(Data entries)
──────────────────────────────
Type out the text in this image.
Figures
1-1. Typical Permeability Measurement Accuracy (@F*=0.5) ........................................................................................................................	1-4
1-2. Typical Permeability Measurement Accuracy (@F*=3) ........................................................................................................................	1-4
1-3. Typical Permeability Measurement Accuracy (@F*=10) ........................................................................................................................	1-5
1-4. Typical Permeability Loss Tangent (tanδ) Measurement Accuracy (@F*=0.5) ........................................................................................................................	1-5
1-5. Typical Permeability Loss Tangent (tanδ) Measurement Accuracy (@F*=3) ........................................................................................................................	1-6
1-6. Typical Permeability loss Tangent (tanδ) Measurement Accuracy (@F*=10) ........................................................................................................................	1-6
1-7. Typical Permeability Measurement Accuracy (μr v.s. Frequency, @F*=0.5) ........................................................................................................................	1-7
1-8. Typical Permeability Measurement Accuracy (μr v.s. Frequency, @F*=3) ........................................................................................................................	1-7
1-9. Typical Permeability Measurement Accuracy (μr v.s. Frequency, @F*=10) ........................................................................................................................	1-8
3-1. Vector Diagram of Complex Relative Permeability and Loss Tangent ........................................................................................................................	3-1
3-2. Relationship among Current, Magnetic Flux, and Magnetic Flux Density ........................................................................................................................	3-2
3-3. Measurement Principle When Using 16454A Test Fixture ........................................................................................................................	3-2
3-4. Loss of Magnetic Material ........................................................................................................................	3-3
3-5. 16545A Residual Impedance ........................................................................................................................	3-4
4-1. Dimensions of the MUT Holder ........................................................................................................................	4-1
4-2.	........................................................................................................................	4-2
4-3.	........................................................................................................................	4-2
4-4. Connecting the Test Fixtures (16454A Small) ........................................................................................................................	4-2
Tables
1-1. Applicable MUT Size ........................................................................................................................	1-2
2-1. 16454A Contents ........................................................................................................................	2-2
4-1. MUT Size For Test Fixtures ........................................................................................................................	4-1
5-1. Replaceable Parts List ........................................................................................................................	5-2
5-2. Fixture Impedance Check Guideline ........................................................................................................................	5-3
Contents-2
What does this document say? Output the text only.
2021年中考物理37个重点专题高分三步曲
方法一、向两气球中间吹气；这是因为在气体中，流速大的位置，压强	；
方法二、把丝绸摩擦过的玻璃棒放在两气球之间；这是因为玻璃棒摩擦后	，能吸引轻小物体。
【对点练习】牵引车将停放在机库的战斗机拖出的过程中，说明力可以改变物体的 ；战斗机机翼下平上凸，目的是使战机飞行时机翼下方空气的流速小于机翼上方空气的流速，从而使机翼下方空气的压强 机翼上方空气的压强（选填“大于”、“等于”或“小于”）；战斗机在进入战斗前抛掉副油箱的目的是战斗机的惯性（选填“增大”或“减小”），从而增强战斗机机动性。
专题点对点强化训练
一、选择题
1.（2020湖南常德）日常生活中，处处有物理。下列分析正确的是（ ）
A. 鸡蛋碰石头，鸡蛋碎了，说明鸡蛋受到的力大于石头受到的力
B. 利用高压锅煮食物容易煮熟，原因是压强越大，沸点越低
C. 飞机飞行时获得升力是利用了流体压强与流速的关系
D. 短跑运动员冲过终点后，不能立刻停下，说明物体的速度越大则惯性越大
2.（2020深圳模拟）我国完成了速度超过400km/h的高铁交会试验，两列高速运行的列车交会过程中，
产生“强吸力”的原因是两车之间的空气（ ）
──────────────────────────────
Given request: The records above are to be copied in full, exactly as written.

Result:
Type out the text in this image.
Figures
1-1. Typical Permeability Measurement Accuracy (@F*=0.5) ........................................................................................................................	1-4
1-2. Typical Permeability Measurement Accuracy (@F*=3) ........................................................................................................................	1-4
1-3. Typical Permeability Measurement Accuracy (@F*=10) ........................................................................................................................	1-5
1-4. Typical Permeability Loss Tangent (tanδ) Measurement Accuracy (@F*=0.5) ........................................................................................................................	1-5
1-5. Typical Permeability Loss Tangent (tanδ) Measurement Accuracy (@F*=3) ........................................................................................................................	1-6
1-6. Typical Permeability loss Tangent (tanδ) Measurement Accuracy (@F*=10) ........................................................................................................................	1-6
1-7. Typical Permeability Measurement Accuracy (μr v.s. Frequency, @F*=0.5) ........................................................................................................................	1-7
1-8. Typical Permeability Measurement Accuracy (μr v.s. Frequency, @F*=3) ........................................................................................................................	1-7
1-9. Typical Permeability Measurement Accuracy (μr v.s. Frequency, @F*=10) ........................................................................................................................	1-8
3-1. Vector Diagram of Complex Relative Permeability and Loss Tangent ........................................................................................................................	3-1
3-2. Relationship among Current, Magnetic Flux, and Magnetic Flux Density ........................................................................................................................	3-2
3-3. Measurement Principle When Using 16454A Test Fixture ........................................................................................................................	3-2
3-4. Loss of Magnetic Material ........................................................................................................................	3-3
3-5. 16545A Residual Impedance ........................................................................................................................	3-4
4-1. Dimensions of the MUT Holder ........................................................................................................................	4-1
4-2.	........................................................................................................................	4-2
4-3.	........................................................................................................................	4-2
4-4. Connecting the Test Fixtures (16454A Small) ........................................................................................................................	4-2
Tables
1-1. Applicable MUT Size ........................................................................................................................	1-2
2-1. 16454A Contents ........................................................................................................................	2-2
4-1. MUT Size For Test Fixtures ........................................................................................................................	4-1
5-1. Replaceable Parts List ........................................................................................................................	5-2
5-2. Fixture Impedance Check Guideline ........................................................................................................................	5-3
Contents-2
What does this document say? Output the text only.
2021年中考物理37个重点专题高分三步曲
方法一、向两气球中间吹气；这是因为在气体中，流速大的位置，压强	；
方法二、把丝绸摩擦过的玻璃棒放在两气球之间；这是因为玻璃棒摩擦后	，能吸引轻小物体。
【对点练习】牵引车将停放在机库的战斗机拖出的过程中，说明力可以改变物体的 ；战斗机机翼下平上凸，目的是使战机飞行时机翼下方空气的流速小于机翼上方空气的流速，从而使机翼下方空气的压强 机翼上方空气的压强（选填“大于”、“等于”或“小于”）；战斗机在进入战斗前抛掉副油箱的目的是战斗机的惯性（选填“增大”或“减小”），从而增强战斗机机动性。
专题点对点强化训练
一、选择题
1.（2020湖南常德）日常生活中，处处有物理。下列分析正确的是（ ）
A. 鸡蛋碰石头，鸡蛋碎了，说明鸡蛋受到的力大于石头受到的力
B. 利用高压锅煮食物容易煮熟，原因是压强越大，沸点越低
C. 飞机飞行时获得升力是利用了流体压强与流速的关系
D. 短跑运动员冲过终点后，不能立刻停下，说明物体的速度越大则惯性越大
2.（2020深圳模拟）我国完成了速度超过400km/h的高铁交会试验，两列高速运行的列车交会过程中，
产生“强吸力”的原因是两车之间的空气（ ）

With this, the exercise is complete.